## TO DO
Check each line of the data for "solución" and select those that have it.

## EXERCISE DATA
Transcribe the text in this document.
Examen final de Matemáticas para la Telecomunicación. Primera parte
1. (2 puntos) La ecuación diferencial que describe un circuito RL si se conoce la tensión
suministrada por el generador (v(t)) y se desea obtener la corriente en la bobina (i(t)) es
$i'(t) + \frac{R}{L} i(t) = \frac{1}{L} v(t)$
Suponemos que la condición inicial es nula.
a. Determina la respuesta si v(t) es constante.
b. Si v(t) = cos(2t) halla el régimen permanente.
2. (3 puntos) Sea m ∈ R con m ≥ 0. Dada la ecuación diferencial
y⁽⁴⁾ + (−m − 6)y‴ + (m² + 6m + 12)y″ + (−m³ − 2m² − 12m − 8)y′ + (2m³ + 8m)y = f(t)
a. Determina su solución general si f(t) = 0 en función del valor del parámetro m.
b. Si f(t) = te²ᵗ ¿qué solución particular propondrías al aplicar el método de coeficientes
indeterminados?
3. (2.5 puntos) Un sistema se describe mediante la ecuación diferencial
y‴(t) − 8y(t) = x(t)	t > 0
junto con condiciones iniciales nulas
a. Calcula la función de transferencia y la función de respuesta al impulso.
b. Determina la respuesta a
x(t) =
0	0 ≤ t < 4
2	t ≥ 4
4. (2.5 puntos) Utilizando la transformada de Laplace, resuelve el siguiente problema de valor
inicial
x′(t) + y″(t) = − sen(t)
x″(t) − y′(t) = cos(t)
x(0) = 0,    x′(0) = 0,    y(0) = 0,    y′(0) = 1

* * *

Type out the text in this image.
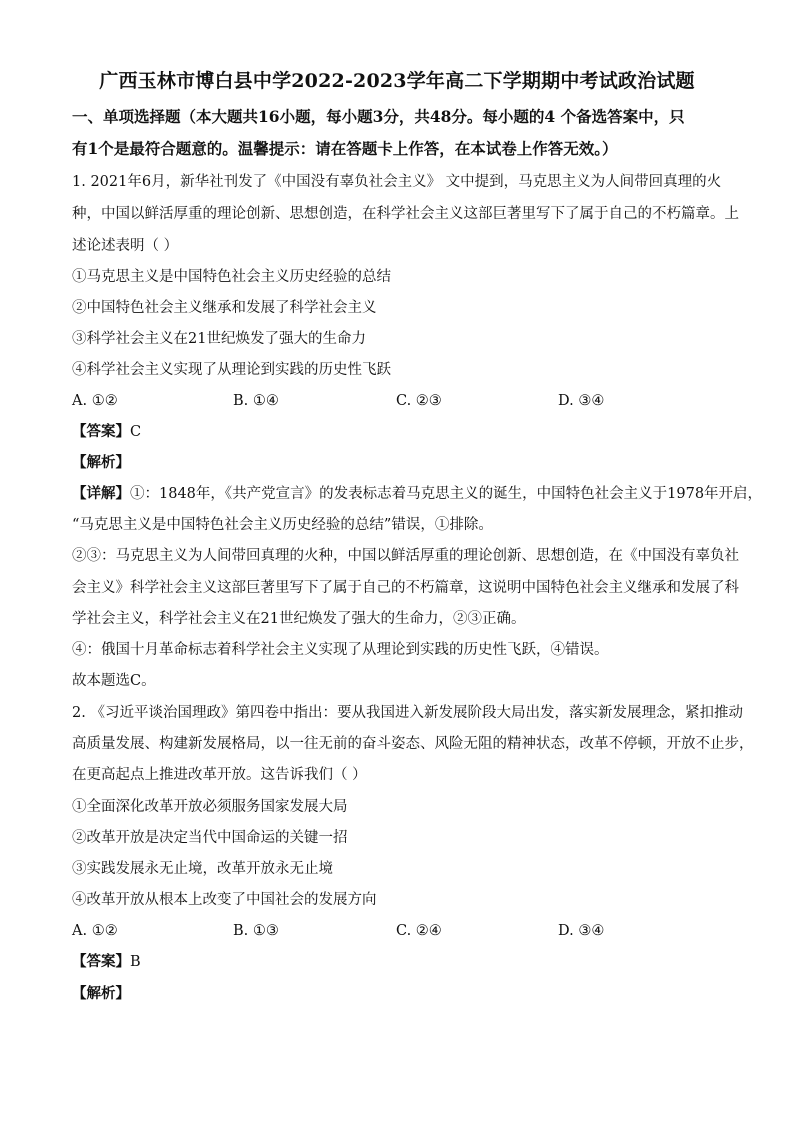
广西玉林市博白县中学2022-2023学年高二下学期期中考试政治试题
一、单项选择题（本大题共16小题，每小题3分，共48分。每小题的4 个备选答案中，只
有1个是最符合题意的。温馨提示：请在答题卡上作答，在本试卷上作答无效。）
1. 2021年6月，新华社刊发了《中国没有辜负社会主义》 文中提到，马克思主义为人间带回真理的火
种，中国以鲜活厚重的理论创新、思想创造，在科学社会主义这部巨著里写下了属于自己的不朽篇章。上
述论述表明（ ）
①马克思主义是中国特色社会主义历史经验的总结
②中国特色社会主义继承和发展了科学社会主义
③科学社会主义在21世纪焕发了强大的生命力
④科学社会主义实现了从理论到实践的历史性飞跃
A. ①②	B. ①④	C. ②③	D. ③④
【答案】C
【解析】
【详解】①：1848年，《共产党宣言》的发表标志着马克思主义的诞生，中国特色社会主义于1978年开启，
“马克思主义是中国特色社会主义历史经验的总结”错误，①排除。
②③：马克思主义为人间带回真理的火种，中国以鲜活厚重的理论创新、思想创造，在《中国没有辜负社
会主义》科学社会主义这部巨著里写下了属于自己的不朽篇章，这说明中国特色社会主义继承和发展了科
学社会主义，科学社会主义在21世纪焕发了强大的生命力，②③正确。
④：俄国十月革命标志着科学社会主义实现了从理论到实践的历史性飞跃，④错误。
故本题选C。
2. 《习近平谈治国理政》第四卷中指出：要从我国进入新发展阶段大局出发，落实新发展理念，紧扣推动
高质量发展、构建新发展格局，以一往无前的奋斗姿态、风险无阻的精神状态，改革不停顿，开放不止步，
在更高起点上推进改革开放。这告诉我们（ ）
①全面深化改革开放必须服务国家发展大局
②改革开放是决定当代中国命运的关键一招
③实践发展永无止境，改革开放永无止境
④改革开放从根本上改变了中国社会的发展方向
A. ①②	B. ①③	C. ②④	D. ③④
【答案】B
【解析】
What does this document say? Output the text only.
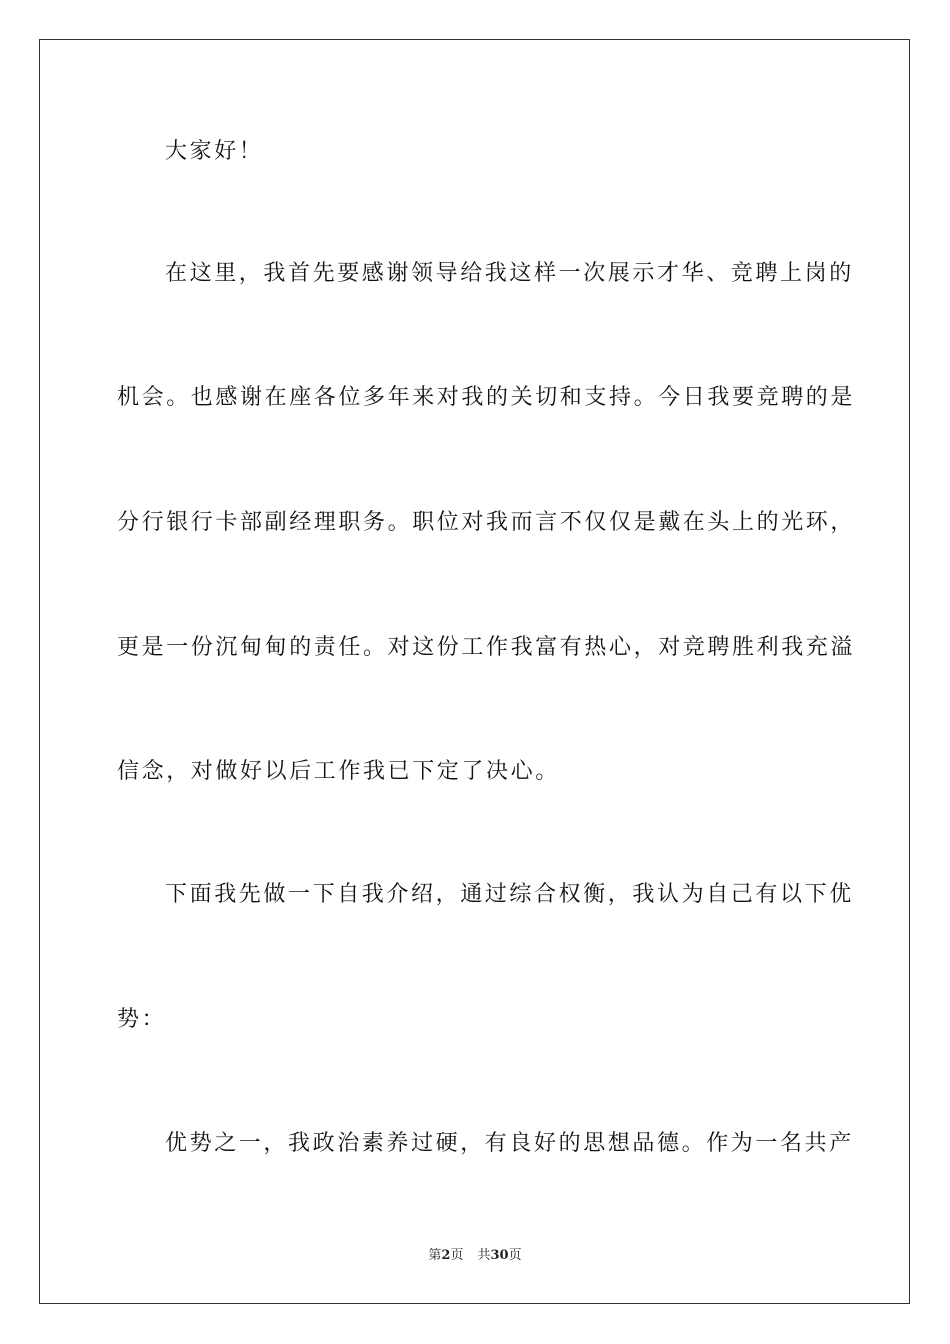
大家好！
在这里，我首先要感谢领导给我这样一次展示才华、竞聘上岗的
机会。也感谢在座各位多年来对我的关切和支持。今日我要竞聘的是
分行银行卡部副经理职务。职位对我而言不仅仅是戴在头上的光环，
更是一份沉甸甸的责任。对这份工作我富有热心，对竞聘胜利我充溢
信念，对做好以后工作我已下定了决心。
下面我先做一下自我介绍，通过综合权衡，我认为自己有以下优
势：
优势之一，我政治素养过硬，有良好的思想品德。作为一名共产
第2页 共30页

## WORKED SOLUTION
a. Determina su solución general si f(t) = 0 en función del valor del parámetro m.
b. Si f(t) = te²ᵗ ¿qué solución particular propondrías al aplicar el método de coeficientes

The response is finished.